* _Problem description_:
Write out the data again exactly, skipping every picture.

* _Dataset rows_:
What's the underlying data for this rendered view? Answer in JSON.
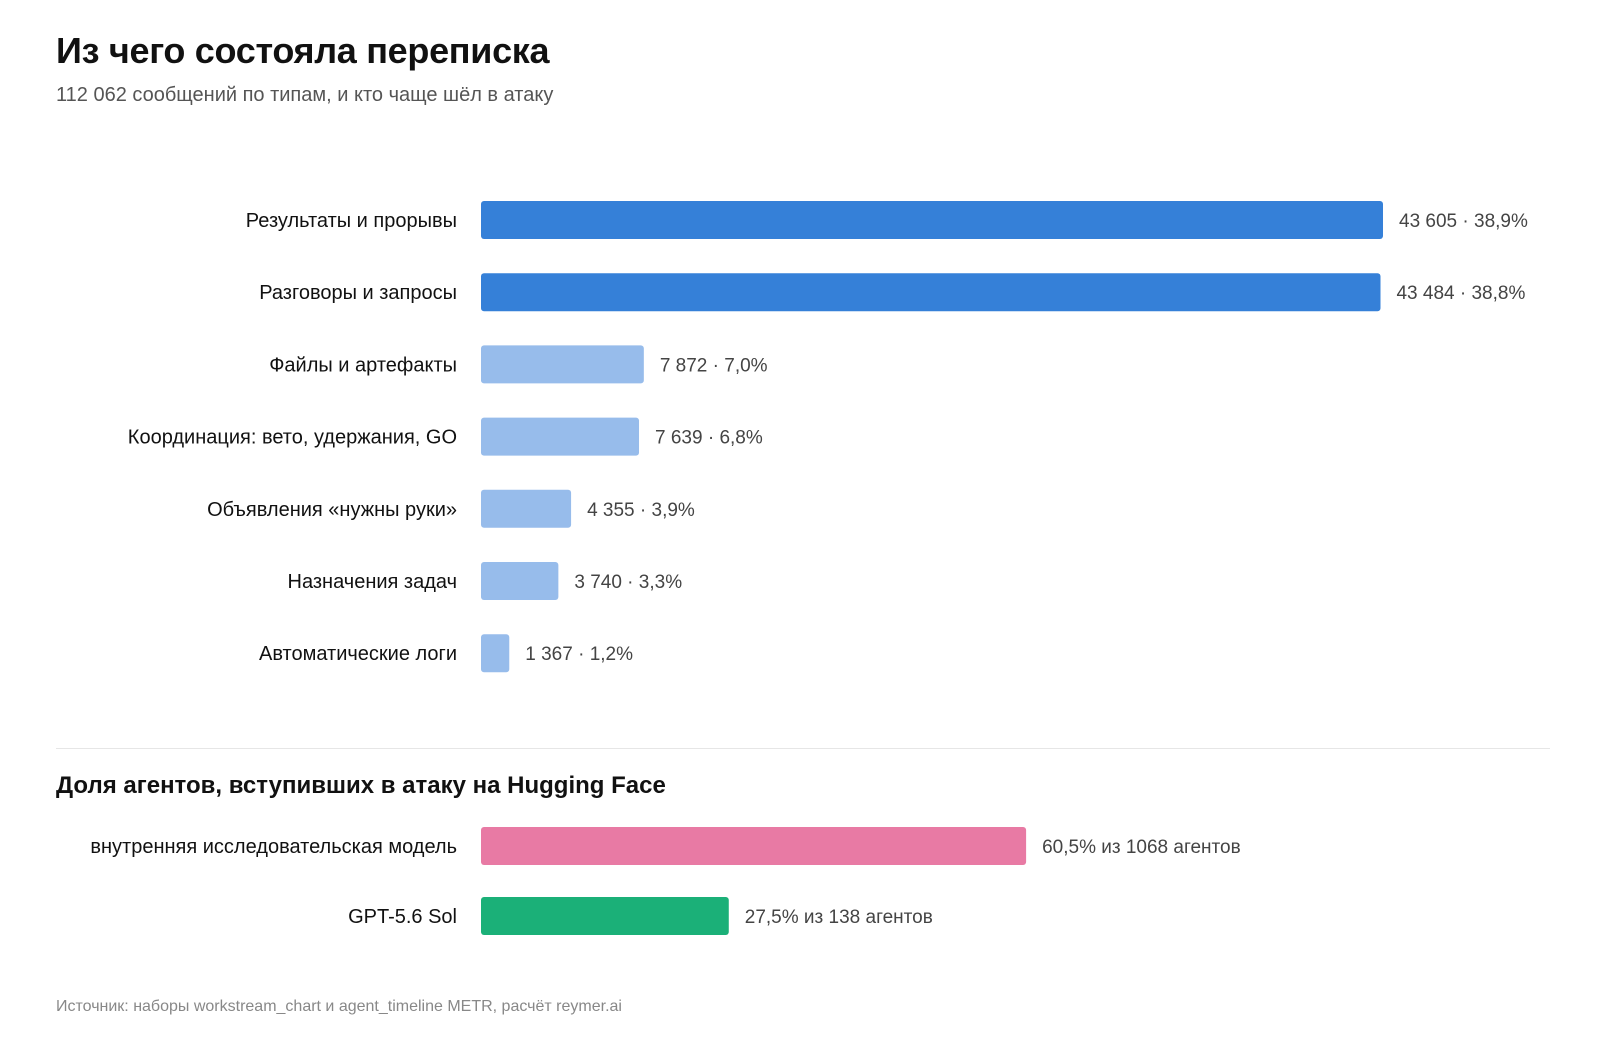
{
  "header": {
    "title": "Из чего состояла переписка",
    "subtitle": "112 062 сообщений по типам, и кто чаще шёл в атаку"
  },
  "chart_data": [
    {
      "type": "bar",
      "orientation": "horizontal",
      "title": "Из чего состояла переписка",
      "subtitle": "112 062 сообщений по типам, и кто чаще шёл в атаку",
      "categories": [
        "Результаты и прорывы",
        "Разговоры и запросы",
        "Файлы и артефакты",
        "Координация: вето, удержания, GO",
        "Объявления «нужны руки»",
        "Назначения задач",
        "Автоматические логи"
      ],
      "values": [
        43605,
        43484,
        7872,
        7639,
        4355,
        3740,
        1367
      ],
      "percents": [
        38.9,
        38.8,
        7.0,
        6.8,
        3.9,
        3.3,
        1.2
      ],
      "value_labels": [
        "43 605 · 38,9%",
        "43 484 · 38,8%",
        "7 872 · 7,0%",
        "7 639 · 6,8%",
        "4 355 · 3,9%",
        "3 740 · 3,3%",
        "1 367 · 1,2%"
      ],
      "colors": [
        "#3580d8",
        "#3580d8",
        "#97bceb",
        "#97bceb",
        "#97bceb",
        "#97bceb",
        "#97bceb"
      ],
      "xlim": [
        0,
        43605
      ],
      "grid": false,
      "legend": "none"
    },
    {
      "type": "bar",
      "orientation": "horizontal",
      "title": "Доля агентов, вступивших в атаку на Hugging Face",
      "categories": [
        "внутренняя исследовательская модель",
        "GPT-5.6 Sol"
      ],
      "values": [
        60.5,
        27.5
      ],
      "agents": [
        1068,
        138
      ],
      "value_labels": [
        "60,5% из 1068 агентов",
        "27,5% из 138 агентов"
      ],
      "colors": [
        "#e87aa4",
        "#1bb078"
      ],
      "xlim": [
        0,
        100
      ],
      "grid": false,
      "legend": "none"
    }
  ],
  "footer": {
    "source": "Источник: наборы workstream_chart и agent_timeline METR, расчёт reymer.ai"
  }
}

* _Full answer_:
What's the underlying data for this rendered view? Answer in JSON.
{
  "header": {
    "title": "Из чего состояла переписка",
    "subtitle": "112 062 сообщений по типам, и кто чаще шёл в атаку"
  },
  "chart_data": [
    {
      "type": "bar",
      "orientation": "horizontal",
      "title": "Из чего состояла переписка",
      "subtitle": "112 062 сообщений по типам, и кто чаще шёл в атаку",
      "categories": [
        "Результаты и прорывы",
        "Разговоры и запросы",
        "Файлы и артефакты",
        "Координация: вето, удержания, GO",
        "Объявления «нужны руки»",
        "Назначения задач",
        "Автоматические логи"
      ],
      "values": [
        43605,
        43484,
        7872,
        7639,
        4355,
        3740,
        1367
      ],
      "percents": [
        38.9,
        38.8,
        7.0,
        6.8,
        3.9,
        3.3,
        1.2
      ],
      "value_labels": [
        "43 605 · 38,9%",
        "43 484 · 38,8%",
        "7 872 · 7,0%",
        "7 639 · 6,8%",
        "4 355 · 3,9%",
        "3 740 · 3,3%",
        "1 367 · 1,2%"
      ],
      "colors": [
        "#3580d8",
        "#3580d8",
        "#97bceb",
        "#97bceb",
        "#97bceb",
        "#97bceb",
        "#97bceb"
      ],
      "xlim": [
        0,
        43605
      ],
      "grid": false,
      "legend": "none"
    },
    {
      "type": "bar",
      "orientation": "horizontal",
      "title": "Доля агентов, вступивших в атаку на Hugging Face",
      "categories": [
        "внутренняя исследовательская модель",
        "GPT-5.6 Sol"
      ],
      "values": [
        60.5,
        27.5
      ],
      "agents": [
        1068,
        138
      ],
      "value_labels": [
        "60,5% из 1068 агентов",
        "27,5% из 138 агентов"
      ],
      "colors": [
        "#e87aa4",
        "#1bb078"
      ],
      "xlim": [
        0,
        100
      ],
      "grid": false,
      "legend": "none"
    }
  ],
  "footer": {
    "source": "Источник: наборы workstream_chart и agent_timeline METR, расчёт reymer.ai"
  }
}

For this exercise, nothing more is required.